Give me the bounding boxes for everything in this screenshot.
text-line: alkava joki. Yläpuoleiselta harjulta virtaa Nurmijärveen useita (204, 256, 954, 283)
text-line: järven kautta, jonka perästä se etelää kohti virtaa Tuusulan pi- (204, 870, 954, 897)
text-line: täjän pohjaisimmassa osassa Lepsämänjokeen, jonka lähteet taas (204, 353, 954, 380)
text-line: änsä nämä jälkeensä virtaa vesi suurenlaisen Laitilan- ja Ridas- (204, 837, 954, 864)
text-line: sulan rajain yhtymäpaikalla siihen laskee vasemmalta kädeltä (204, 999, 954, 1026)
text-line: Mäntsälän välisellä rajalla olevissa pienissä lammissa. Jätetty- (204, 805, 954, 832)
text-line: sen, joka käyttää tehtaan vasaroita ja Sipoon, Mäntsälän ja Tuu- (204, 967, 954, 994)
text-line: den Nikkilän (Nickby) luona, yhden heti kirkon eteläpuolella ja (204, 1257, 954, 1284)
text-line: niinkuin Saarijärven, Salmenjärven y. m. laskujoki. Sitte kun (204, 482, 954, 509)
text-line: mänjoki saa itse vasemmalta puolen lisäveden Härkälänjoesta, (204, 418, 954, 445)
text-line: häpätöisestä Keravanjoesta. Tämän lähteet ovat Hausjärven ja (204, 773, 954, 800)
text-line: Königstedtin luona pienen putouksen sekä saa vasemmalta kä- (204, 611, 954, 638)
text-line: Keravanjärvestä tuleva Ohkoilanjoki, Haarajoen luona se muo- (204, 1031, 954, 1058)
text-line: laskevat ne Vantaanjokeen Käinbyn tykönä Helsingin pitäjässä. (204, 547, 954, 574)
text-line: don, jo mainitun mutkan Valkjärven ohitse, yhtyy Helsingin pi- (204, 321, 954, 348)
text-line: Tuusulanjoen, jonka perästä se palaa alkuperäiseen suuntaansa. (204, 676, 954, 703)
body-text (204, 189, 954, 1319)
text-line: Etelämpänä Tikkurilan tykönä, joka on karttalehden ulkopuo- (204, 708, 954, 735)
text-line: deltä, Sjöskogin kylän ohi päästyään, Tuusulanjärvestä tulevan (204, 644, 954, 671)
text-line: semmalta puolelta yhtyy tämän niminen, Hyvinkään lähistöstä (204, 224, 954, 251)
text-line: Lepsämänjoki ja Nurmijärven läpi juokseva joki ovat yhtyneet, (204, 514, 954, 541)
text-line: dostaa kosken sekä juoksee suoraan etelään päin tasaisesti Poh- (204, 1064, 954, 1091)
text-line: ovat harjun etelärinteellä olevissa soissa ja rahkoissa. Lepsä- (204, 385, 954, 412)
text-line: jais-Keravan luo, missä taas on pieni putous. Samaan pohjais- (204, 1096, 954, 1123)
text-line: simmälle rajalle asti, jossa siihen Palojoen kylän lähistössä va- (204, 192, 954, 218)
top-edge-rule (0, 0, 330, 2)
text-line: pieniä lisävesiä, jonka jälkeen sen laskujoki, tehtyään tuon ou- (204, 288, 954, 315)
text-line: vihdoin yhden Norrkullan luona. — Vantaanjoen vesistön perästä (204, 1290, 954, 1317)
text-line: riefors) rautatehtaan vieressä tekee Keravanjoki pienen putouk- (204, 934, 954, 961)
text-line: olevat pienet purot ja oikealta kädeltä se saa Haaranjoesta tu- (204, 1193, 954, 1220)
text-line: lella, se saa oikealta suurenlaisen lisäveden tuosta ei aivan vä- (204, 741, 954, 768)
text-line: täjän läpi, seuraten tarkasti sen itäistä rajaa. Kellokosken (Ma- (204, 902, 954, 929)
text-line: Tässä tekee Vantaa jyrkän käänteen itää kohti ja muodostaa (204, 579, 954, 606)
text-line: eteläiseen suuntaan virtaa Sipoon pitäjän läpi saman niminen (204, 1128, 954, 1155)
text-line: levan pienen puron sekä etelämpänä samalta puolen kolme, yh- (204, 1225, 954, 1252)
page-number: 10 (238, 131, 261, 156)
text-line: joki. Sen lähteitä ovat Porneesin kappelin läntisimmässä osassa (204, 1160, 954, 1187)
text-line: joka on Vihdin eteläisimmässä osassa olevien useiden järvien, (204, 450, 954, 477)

---------------

__What the task asks__:
Update the lines from the first one through the line containing "text-line: sulan rajain" so that "virtaa" becomes "juoksee", leaving everything else unchanged.

__Task response__:
Give me the bounding boxes for everything in this screenshot.
text-line: alkava joki. Yläpuoleiselta harjulta juoksee Nurmijärveen useita (204, 256, 954, 283)
text-line: järven kautta, jonka perästä se etelää kohti juoksee Tuusulan pi- (204, 870, 954, 897)
text-line: täjän pohjaisimmassa osassa Lepsämänjokeen, jonka lähteet taas (204, 353, 954, 380)
text-line: änsä nämä jälkeensä juoksee vesi suurenlaisen Laitilan- ja Ridas- (204, 837, 954, 864)
text-line: sulan rajain yhtymäpaikalla siihen laskee vasemmalta kädeltä (204, 999, 954, 1026)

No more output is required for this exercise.